--- Extracted text ---

But the nation seems to commemorate most fittingly the friendship of those two men, when in the person of its representatives and senators it selects to deliver the eulogy of the dead president. Not any of his colleagues in the House from his native state, however long or well they may have known him; nor his colleague in the senate; no governor of his honored state; his loved and cultured pastor, nor any other man than Blaine,—his chosen counsellor in the great affairs of state; he who was with him when, on that quiet, happy morning in July, they rode slowly to the depot, and “his fate was on him in an instant. One moment he stood erect, strong, confident in the years stretching out peacefully before him;—the next he lay wounded, bleeding, helpless, doomed to weary weeks of torture, to silence, and the grave.”
And now, as the hand of Mr. Blaine draws aside the curtain, let us look in upon the final scene in the life and death of his great friend, and see, as he saw, the man so deeply, truly loved by the great nation he had just begun to rule so well.

--- Extracted data ---

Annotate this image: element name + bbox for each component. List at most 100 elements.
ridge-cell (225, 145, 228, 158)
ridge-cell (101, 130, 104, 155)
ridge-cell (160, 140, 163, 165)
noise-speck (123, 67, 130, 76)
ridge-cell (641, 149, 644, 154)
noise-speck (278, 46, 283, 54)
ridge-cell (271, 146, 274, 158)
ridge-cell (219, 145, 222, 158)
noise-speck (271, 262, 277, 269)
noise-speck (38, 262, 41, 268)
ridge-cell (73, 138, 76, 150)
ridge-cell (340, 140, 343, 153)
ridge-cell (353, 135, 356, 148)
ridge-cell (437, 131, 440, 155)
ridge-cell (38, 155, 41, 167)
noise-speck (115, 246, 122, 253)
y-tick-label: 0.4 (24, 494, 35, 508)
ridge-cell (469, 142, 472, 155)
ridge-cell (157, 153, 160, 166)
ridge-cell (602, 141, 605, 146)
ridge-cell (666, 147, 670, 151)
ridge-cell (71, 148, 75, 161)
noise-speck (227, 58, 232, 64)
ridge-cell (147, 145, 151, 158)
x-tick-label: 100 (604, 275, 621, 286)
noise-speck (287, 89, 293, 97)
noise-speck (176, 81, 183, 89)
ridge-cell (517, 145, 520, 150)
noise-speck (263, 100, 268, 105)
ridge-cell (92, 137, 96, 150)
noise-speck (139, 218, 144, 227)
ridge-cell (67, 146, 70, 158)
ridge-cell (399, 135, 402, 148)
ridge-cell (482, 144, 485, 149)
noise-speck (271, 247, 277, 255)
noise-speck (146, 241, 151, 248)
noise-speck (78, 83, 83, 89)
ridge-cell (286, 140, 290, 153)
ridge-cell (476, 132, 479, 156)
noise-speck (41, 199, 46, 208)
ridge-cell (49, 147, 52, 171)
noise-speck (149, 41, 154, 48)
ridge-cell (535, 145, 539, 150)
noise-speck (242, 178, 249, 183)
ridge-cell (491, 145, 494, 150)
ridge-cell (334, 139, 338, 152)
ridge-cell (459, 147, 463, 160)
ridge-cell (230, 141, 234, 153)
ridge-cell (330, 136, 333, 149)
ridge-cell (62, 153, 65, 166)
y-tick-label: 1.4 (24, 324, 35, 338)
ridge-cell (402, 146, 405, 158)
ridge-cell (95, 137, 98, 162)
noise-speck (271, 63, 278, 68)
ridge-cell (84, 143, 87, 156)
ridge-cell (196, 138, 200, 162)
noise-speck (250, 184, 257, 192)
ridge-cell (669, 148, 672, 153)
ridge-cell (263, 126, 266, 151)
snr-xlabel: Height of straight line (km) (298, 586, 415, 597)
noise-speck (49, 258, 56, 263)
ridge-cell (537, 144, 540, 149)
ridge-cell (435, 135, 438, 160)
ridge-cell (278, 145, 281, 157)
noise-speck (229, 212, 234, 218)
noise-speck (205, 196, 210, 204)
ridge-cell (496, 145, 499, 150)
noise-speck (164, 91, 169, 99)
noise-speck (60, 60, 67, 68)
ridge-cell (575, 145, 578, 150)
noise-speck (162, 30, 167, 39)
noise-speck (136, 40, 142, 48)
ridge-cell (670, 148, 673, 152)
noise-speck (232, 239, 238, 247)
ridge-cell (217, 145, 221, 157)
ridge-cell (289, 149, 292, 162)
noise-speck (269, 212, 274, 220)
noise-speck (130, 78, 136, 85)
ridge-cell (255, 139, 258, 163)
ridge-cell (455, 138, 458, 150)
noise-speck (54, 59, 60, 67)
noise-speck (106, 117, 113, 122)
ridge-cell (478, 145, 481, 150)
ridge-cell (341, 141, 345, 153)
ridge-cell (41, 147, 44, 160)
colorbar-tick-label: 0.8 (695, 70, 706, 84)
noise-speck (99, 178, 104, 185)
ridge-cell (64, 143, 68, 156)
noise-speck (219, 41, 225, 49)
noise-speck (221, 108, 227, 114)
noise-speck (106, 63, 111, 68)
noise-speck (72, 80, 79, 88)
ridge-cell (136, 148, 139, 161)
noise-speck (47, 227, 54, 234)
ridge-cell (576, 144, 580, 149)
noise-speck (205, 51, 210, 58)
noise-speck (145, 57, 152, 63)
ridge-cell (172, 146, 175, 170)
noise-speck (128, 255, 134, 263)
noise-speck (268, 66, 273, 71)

---

=== Exercise aim ===
Can you give the eulogy passage again, starting at "And now, as" and ending at "rule so well.", replacing "curtain" with "veil"?

=== Answer to the problem ===
And now, as the hand of Mr. Blaine draws aside the veil, let us look in upon the final scene in the life and death of his great friend, and see, as he saw, the man so deeply, truly loved by the great nation he had just begun to rule so well.